Items from a data source →
# # # #

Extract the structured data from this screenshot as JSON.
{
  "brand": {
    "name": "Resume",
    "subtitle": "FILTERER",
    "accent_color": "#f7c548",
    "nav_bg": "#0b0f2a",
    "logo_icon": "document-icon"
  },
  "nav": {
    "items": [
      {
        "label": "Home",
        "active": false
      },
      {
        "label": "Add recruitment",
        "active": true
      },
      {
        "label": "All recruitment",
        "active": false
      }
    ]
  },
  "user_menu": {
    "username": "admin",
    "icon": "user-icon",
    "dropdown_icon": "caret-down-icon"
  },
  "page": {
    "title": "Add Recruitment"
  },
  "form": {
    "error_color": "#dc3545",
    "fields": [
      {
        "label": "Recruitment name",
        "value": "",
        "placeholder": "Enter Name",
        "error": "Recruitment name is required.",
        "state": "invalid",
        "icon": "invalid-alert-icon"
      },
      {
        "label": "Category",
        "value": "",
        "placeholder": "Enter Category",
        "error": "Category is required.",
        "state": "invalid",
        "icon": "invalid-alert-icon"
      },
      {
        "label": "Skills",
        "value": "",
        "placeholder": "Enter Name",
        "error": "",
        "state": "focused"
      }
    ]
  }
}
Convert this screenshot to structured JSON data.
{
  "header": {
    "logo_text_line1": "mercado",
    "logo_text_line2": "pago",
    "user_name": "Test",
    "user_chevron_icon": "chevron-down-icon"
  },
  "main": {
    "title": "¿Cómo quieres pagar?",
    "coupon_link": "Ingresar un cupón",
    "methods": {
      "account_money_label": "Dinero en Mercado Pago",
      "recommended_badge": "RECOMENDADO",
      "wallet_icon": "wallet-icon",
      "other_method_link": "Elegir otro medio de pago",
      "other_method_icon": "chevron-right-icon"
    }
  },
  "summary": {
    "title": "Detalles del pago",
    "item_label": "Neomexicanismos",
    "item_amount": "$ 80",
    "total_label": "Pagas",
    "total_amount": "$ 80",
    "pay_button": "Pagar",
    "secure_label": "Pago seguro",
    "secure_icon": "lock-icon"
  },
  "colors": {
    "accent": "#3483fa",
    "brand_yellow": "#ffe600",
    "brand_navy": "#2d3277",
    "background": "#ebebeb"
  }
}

# # # #

Do this → List every line above containing the word "JSON".

Written answer →
Extract the structured data from this screenshot as JSON.
Convert this screenshot to structured JSON data.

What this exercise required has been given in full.